• **SET EXERCISE A**
According to the 8th May calendar entry, how and where did Antoine L. Lavoisier die?
• **SET EXERCISE B**
Rewrite the paragraph of the 8th May calendar entry that begins "Feast Day:" as a bulleted list, keeping every saint and date.
• **SET EXERCISE C**
Carry on the 8th May calendar entry, starting after its last line.

• **QUOTED PASSAGE**
*-*-*

8th May

Born: Alain Rene is Sage, French novelist, 1668, Sargeau, in Brittany; Dr. Beilby Porteus, Bishop of London, 1731, York; Rev William Jay, Congregationalist divine, 1769, Tisbury, Wilts.

Died: Dr. Peter Heylin, author of the Life of Archbishop Laced, &c., 1662; Marc Rene de Voyer de Paulmi, Marquis d'Argenson, French minister, 1721; Archbishop William King, 1729, Donnybrook; Bishop Hough, of Worcester, 1743; Pope Benedict XIV, 1758; Dr. Samuel Chandler, 1766, London; Sebastian, Marquis de Pombal, Portugues statesman, 1782, Pombal; Duc de Choiseul, French minister, 1785; Antoine L. Lavoisier, chemist, guillotined at Paris, 1794; W. C. Townsend, Q.C., author of Lives of Eminent Judges, 1850, Wandsworth Common, near London; Captain Barclay Allardice, noted athlete and pedestrian, 1854.

Feast Day: Apparition of St. Michael; St. Victor, martyr, 303; St. Odrian, of Waterford (era unknown); St. Wiro, of Ireland, 7th century; St. Gybrian, of Ireland, 8th century; St. Peter, Archbishop of Tarentaise, in Savoy, 1174.

*-*-*

Element placement data
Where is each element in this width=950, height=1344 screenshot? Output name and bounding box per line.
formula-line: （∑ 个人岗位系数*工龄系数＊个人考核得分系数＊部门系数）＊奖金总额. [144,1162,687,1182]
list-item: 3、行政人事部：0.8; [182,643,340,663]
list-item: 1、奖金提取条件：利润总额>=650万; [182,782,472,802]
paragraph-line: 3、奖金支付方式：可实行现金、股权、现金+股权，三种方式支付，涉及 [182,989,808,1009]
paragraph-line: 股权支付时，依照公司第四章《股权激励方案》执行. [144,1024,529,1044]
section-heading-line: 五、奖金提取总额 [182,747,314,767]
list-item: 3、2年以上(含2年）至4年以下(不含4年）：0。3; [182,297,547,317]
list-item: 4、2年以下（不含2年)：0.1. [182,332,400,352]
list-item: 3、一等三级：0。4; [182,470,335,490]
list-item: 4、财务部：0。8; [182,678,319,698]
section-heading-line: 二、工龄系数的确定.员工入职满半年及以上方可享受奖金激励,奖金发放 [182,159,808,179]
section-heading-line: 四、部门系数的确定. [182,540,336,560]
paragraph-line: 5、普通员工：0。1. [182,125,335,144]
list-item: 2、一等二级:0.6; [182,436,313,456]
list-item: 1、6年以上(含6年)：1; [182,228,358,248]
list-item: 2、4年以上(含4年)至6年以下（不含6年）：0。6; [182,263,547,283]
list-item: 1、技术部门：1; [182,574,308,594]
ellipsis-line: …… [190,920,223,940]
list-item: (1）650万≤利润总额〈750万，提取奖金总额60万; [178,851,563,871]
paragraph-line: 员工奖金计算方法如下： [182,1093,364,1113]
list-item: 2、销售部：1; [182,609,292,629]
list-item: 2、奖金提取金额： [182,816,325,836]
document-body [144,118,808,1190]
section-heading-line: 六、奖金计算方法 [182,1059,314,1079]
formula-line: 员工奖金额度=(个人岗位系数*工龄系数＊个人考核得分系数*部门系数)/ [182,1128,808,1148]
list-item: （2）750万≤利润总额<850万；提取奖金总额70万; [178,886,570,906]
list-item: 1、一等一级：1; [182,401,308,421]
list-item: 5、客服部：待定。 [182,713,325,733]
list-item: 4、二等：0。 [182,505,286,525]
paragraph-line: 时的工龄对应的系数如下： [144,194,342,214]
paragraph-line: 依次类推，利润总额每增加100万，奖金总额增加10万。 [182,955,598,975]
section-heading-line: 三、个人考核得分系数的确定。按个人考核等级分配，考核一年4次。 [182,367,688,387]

*-*-*

• **EXPECTED ANSWER A**
He was guillotined at Paris in 1794.

• **EXPECTED ANSWER B**
Feast Day:
- Apparition of St. Michael
- St. Victor, martyr, 303
- St. Odrian, of Waterford (era unknown)
- St. Wiro, of Ireland, 7th century
- St. Gybrian, of Ireland, 8th century
- St. Peter, Archbishop of Tarentaise, in Savoy, 1174

• **EXPECTED ANSWER C**
ARGENSON

Is worthy of a passing note as the first institutor of the modern system of police. He was a man of high family and no small personal merit, and when he took the position of lieutenant of the Parisian police, in 1697, he was considered as somewhat degrading himself. He contrived, however, to raise the office to his own level, by the improvements which he introduced, resulting in that system of easy and noiseless movement which not only checks ordinary breaches of the law, but assists so notably in preserving the government from its enemies. Argenson was a native of Venice, and received his first honours in that republic; it was probably from the old secret practices of the Venetian state that he derived his idea of an improved police for Paris, that form of police which has since been extended to Austria, Prussia, and other governments. He finally became the French minister of finance, and died a member of the Academy.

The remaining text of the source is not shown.